> **Working data**
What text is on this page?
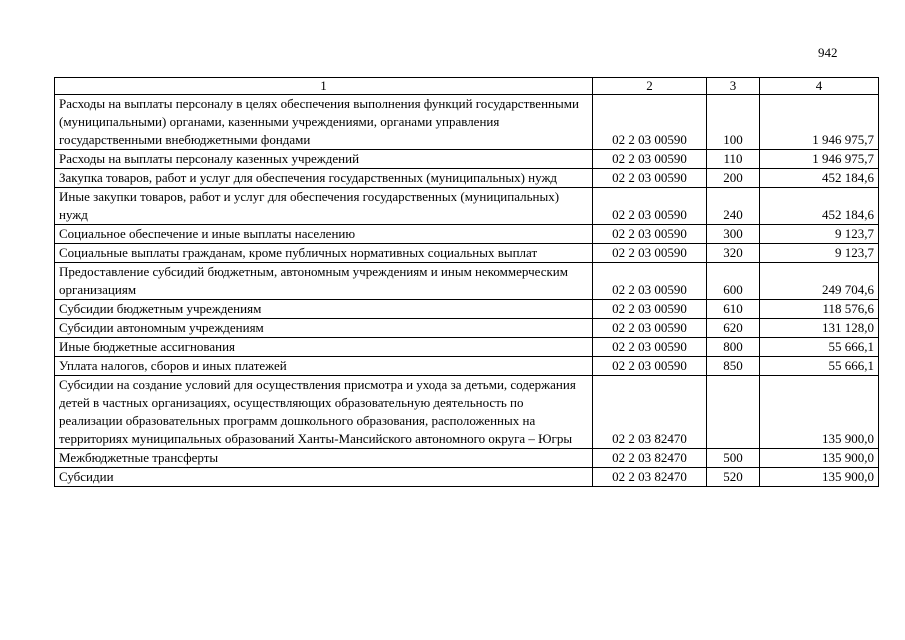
942
1	2	3	4
Расходы на выплаты персоналу в целях обеспечения выполнения функций государственными (муниципальными) органами, казенными учреждениями, органами управления государственными внебюджетными фондами	02 2 03 00590	100	1 946 975,7
Расходы на выплаты персоналу казенных учреждений	02 2 03 00590	110	1 946 975,7
Закупка товаров, работ и услуг для обеспечения государственных (муниципальных) нужд	02 2 03 00590	200	452 184,6
Иные закупки товаров, работ и услуг для обеспечения государственных (муниципальных) нужд	02 2 03 00590	240	452 184,6
Социальное обеспечение и иные выплаты населению	02 2 03 00590	300	9 123,7
Социальные выплаты гражданам, кроме публичных нормативных социальных выплат	02 2 03 00590	320	9 123,7
Предоставление субсидий бюджетным, автономным учреждениям и иным некоммерческим организациям	02 2 03 00590	600	249 704,6
Субсидии бюджетным учреждениям	02 2 03 00590	610	118 576,6
Субсидии автономным учреждениям	02 2 03 00590	620	131 128,0
Иные бюджетные ассигнования	02 2 03 00590	800	55 666,1
Уплата налогов, сборов и иных платежей	02 2 03 00590	850	55 666,1
Субсидии на создание условий для осуществления присмотра и ухода за детьми, содержания детей в частных организациях, осуществляющих образовательную деятельность по реализации образовательных программ дошкольного образования, расположенных на территориях муниципальных образований Ханты-Мансийского автономного округа – Югры	02 2 03 82470		135 900,0
Межбюджетные трансферты	02 2 03 82470	500	135 900,0
Субсидии	02 2 03 82470	520	135 900,0
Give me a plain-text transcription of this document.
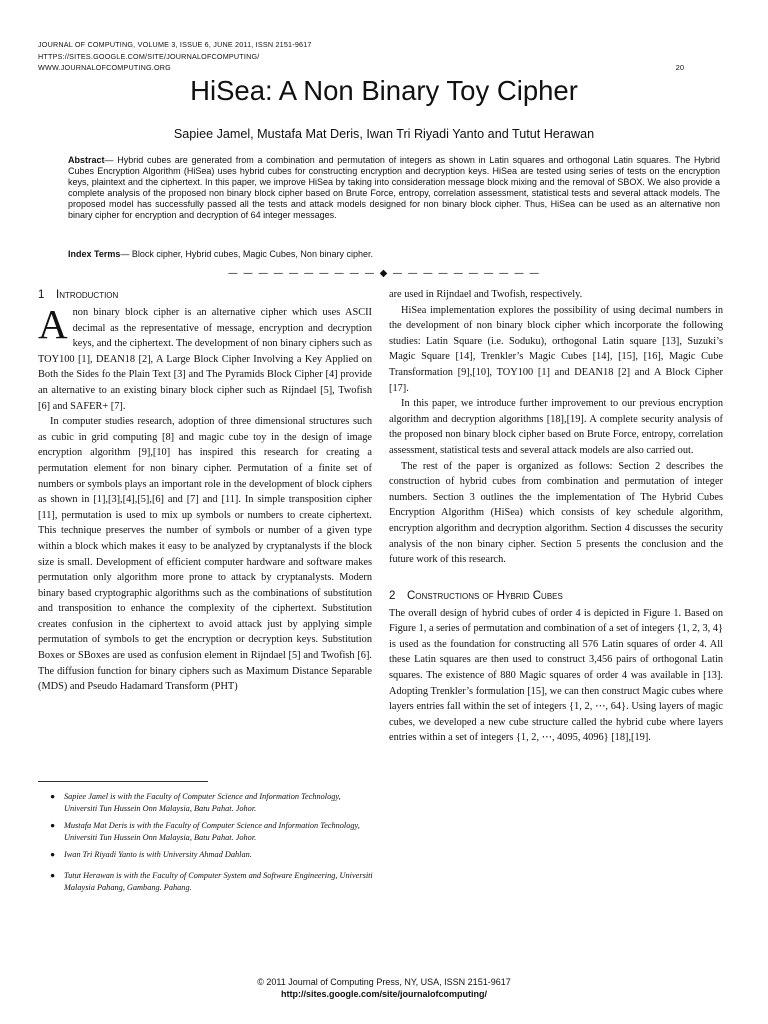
JOURNAL OF COMPUTING, VOLUME 3, ISSUE 6, JUNE 2011, ISSN 2151-9617
HTTPS://SITES.GOOGLE.COM/SITE/JOURNALOFCOMPUTING/
WWW.JOURNALOFCOMPUTING.ORG	20
HiSea: A Non Binary Toy Cipher
Sapiee Jamel, Mustafa Mat Deris, Iwan Tri Riyadi Yanto and Tutut Herawan
Abstract— Hybrid cubes are generated from a combination and permutation of integers as shown in Latin squares and orthogonal Latin squares. The Hybrid Cubes Encryption Algorithm (HiSea) uses hybrid cubes for constructing encryption and decryption keys. HiSea are tested using series of tests on the encryption keys, plaintext and the ciphertext. In this paper, we improve HiSea by taking into consideration message block mixing and the removal of SBOX. We also provide a complete analysis of the proposed non binary block cipher based on Brute Force, entropy, correlation assessment, statistical tests and several attack models. The proposed model has successfully passed all the tests and attack models designed for non binary block cipher. Thus, HiSea can be used as an alternative non binary cipher for encryption and decryption of 64 integer messages.
Index Terms— Block cipher, Hybrid cubes, Magic Cubes, Non binary cipher.
— — — — — — — — — — ◆ — — — — — — — — — —
1 Introduction

Anon binary block cipher is an alternative cipher which uses ASCII decimal as the representative of message, encryption and decryption keys, and the ciphertext. The development of non binary ciphers such as TOY100 [1], DEAN18 [2], A Large Block Cipher Involving a Key Applied on Both the Sides fo the Plain Text [3] and The Pyramids Block Cipher [4] provide an alternative to an existing binary block cipher such as Rijndael [5], Twofish [6] and SAFER+ [7].

In computer studies research, adoption of three dimensional structures such as cubic in grid computing [8] and magic cube toy in the design of image encryption algorithm [9],[10] has inspired this research for creating a permutation element for non binary cipher. Permutation of a finite set of numbers or symbols plays an important role in the development of block ciphers as shown in [1],[3],[4],[5],[6] and [7] and [11]. In simple transposition cipher [11], permutation is used to mix up symbols or numbers to create ciphertext. This technique preserves the number of symbols or number of a given type within a block which makes it easy to be analyzed by cryptanalysts if the block size is small. Development of efficient computer hardware and software makes permutation only algorithm more prone to attack by cryptanalysts. Modern binary based cryptographic algorithms such as the combinations of substitution and transposition to enhance the complexity of the ciphertext. Substitution creates confusion in the ciphertext to avoid attack just by applying simple permutation of symbols to get the encryption or decryption keys. Substitution Boxes or SBoxes are used as confusion element in Rijndael [5] and Twofish [6]. The diffusion function for binary ciphers such as Maximum Distance Separable (MDS) and Pseudo Hadamard Transform (PHT)

● Sapiee Jamel is with the Faculty of Computer Science and Information Technology, Universiti Tun Hussein Onn Malaysia, Batu Pahat. Johor.
● Mustafa Mat Deris is with the Faculty of Computer Science and Information Technology, Universiti Tun Hussein Onn Malaysia, Batu Pahat. Johor.
● Iwan Tri Riyadi Yanto is with University Ahmad Dahlan.
● Tutut Herawan is with the Faculty of Computer System and Software Engineering, Universiti Malaysia Pahang, Gambang. Pahang.

are used in Rijndael and Twofish, respectively.

HiSea implementation explores the possibility of using decimal numbers in the development of non binary block cipher which incorporate the following studies: Latin Square (i.e. Soduku), orthogonal Latin square [13], Suzuki’s Magic Square [14], Trenkler’s Magic Cubes [14], [15], [16], Magic Cube Transformation [9],[10], TOY100 [1] and DEAN18 [2] and A Block Cipher [17].

In this paper, we introduce further improvement to our previous encryption algorithm and decryption algorithms [18],[19]. A complete security analysis of the proposed non binary block cipher based on Brute Force, entropy, correlation assessment, statistical tests and several attack models are also carried out.

The rest of the paper is organized as follows: Section 2 describes the construction of hybrid cubes from combination and permutation of integer numbers. Section 3 outlines the the implementation of The Hybrid Cubes Encryption Algorithm (HiSea) which consists of key schedule algorithm, encryption algorithm and decryption algorithm. Section 4 discusses the security analysis of the non binary cipher. Section 5 presents the conclusion and the future work of this research.

2 Constructions of Hybrid Cubes

The overall design of hybrid cubes of order 4 is depicted in Figure 1. Based on Figure 1, a series of permutation and combination of a set of integers {1, 2, 3, 4} is used as the foundation for constructing all 576 Latin squares of order 4. All these Latin squares are then used to construct 3,456 pairs of orthogonal Latin squares. The existence of 880 Magic squares of order 4 was available in [13]. Adopting Trenkler’s formulation [15], we can then construct Magic cubes where layers entries fall within the set of integers {1, 2, ⋯, 64}. Using layers of magic cubes, we developed a new cube structure called the hybrid cube where layers entries within a set of integers {1, 2, ⋯, 4095, 4096} [18],[19].

© 2011 Journal of Computing Press, NY, USA, ISSN 2151-9617
http://sites.google.com/site/journalofcomputing/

> **What this task involves**
Without including any pictures, print each record exactly.

> **Written response**
What text is on this page?
942
1	2	3	4
Расходы на выплаты персоналу в целях обеспечения выполнения функций государственными (муниципальными) органами, казенными учреждениями, органами управления государственными внебюджетными фондами	02 2 03 00590	100	1 946 975,7
Расходы на выплаты персоналу казенных учреждений	02 2 03 00590	110	1 946 975,7
Закупка товаров, работ и услуг для обеспечения государственных (муниципальных) нужд	02 2 03 00590	200	452 184,6
Иные закупки товаров, работ и услуг для обеспечения государственных (муниципальных) нужд	02 2 03 00590	240	452 184,6
Социальное обеспечение и иные выплаты населению	02 2 03 00590	300	9 123,7
Социальные выплаты гражданам, кроме публичных нормативных социальных выплат	02 2 03 00590	320	9 123,7
Предоставление субсидий бюджетным, автономным учреждениям и иным некоммерческим организациям	02 2 03 00590	600	249 704,6
Субсидии бюджетным учреждениям	02 2 03 00590	610	118 576,6
Субсидии автономным учреждениям	02 2 03 00590	620	131 128,0
Иные бюджетные ассигнования	02 2 03 00590	800	55 666,1
Уплата налогов, сборов и иных платежей	02 2 03 00590	850	55 666,1
Субсидии на создание условий для осуществления присмотра и ухода за детьми, содержания детей в частных организациях, осуществляющих образовательную деятельность по реализации образовательных программ дошкольного образования, расположенных на территориях муниципальных образований Ханты-Мансийского автономного округа – Югры	02 2 03 82470		135 900,0
Межбюджетные трансферты	02 2 03 82470	500	135 900,0
Субсидии	02 2 03 82470	520	135 900,0
Give me a plain-text transcription of this document.
JOURNAL OF COMPUTING, VOLUME 3, ISSUE 6, JUNE 2011, ISSN 2151-9617
HTTPS://SITES.GOOGLE.COM/SITE/JOURNALOFCOMPUTING/
WWW.JOURNALOFCOMPUTING.ORG	20
HiSea: A Non Binary Toy Cipher
Sapiee Jamel, Mustafa Mat Deris, Iwan Tri Riyadi Yanto and Tutut Herawan
Abstract— Hybrid cubes are generated from a combination and permutation of integers as shown in Latin squares and orthogonal Latin squares. The Hybrid Cubes Encryption Algorithm (HiSea) uses hybrid cubes for constructing encryption and decryption keys. HiSea are tested using series of tests on the encryption keys, plaintext and the ciphertext. In this paper, we improve HiSea by taking into consideration message block mixing and the removal of SBOX. We also provide a complete analysis of the proposed non binary block cipher based on Brute Force, entropy, correlation assessment, statistical tests and several attack models. The proposed model has successfully passed all the tests and attack models designed for non binary block cipher. Thus, HiSea can be used as an alternative non binary cipher for encryption and decryption of 64 integer messages.
Index Terms— Block cipher, Hybrid cubes, Magic Cubes, Non binary cipher.
— — — — — — — — — — ◆ — — — — — — — — — —
1 Introduction

Anon binary block cipher is an alternative cipher which uses ASCII decimal as the representative of message, encryption and decryption keys, and the ciphertext. The development of non binary ciphers such as TOY100 [1], DEAN18 [2], A Large Block Cipher Involving a Key Applied on Both the Sides fo the Plain Text [3] and The Pyramids Block Cipher [4] provide an alternative to an existing binary block cipher such as Rijndael [5], Twofish [6] and SAFER+ [7].

In computer studies research, adoption of three dimensional structures such as cubic in grid computing [8] and magic cube toy in the design of image encryption algorithm [9],[10] has inspired this research for creating a permutation element for non binary cipher. Permutation of a finite set of numbers or symbols plays an important role in the development of block ciphers as shown in [1],[3],[4],[5],[6] and [7] and [11]. In simple transposition cipher [11], permutation is used to mix up symbols or numbers to create ciphertext. This technique preserves the number of symbols or number of a given type within a block which makes it easy to be analyzed by cryptanalysts if the block size is small. Development of efficient computer hardware and software makes permutation only algorithm more prone to attack by cryptanalysts. Modern binary based cryptographic algorithms such as the combinations of substitution and transposition to enhance the complexity of the ciphertext. Substitution creates confusion in the ciphertext to avoid attack just by applying simple permutation of symbols to get the encryption or decryption keys. Substitution Boxes or SBoxes are used as confusion element in Rijndael [5] and Twofish [6]. The diffusion function for binary ciphers such as Maximum Distance Separable (MDS) and Pseudo Hadamard Transform (PHT)

● Sapiee Jamel is with the Faculty of Computer Science and Information Technology, Universiti Tun Hussein Onn Malaysia, Batu Pahat. Johor.
● Mustafa Mat Deris is with the Faculty of Computer Science and Information Technology, Universiti Tun Hussein Onn Malaysia, Batu Pahat. Johor.
● Iwan Tri Riyadi Yanto is with University Ahmad Dahlan.
● Tutut Herawan is with the Faculty of Computer System and Software Engineering, Universiti Malaysia Pahang, Gambang. Pahang.

are used in Rijndael and Twofish, respectively.

HiSea implementation explores the possibility of using decimal numbers in the development of non binary block cipher which incorporate the following studies: Latin Square (i.e. Soduku), orthogonal Latin square [13], Suzuki’s Magic Square [14], Trenkler’s Magic Cubes [14], [15], [16], Magic Cube Transformation [9],[10], TOY100 [1] and DEAN18 [2] and A Block Cipher [17].

In this paper, we introduce further improvement to our previous encryption algorithm and decryption algorithms [18],[19]. A complete security analysis of the proposed non binary block cipher based on Brute Force, entropy, correlation assessment, statistical tests and several attack models are also carried out.

The rest of the paper is organized as follows: Section 2 describes the construction of hybrid cubes from combination and permutation of integer numbers. Section 3 outlines the the implementation of The Hybrid Cubes Encryption Algorithm (HiSea) which consists of key schedule algorithm, encryption algorithm and decryption algorithm. Section 4 discusses the security analysis of the non binary cipher. Section 5 presents the conclusion and the future work of this research.

2 Constructions of Hybrid Cubes

The overall design of hybrid cubes of order 4 is depicted in Figure 1. Based on Figure 1, a series of permutation and combination of a set of integers {1, 2, 3, 4} is used as the foundation for constructing all 576 Latin squares of order 4. All these Latin squares are then used to construct 3,456 pairs of orthogonal Latin squares. The existence of 880 Magic squares of order 4 was available in [13]. Adopting Trenkler’s formulation [15], we can then construct Magic cubes where layers entries fall within the set of integers {1, 2, ⋯, 64}. Using layers of magic cubes, we developed a new cube structure called the hybrid cube where layers entries within a set of integers {1, 2, ⋯, 4095, 4096} [18],[19].

© 2011 Journal of Computing Press, NY, USA, ISSN 2151-9617
http://sites.google.com/site/journalofcomputing/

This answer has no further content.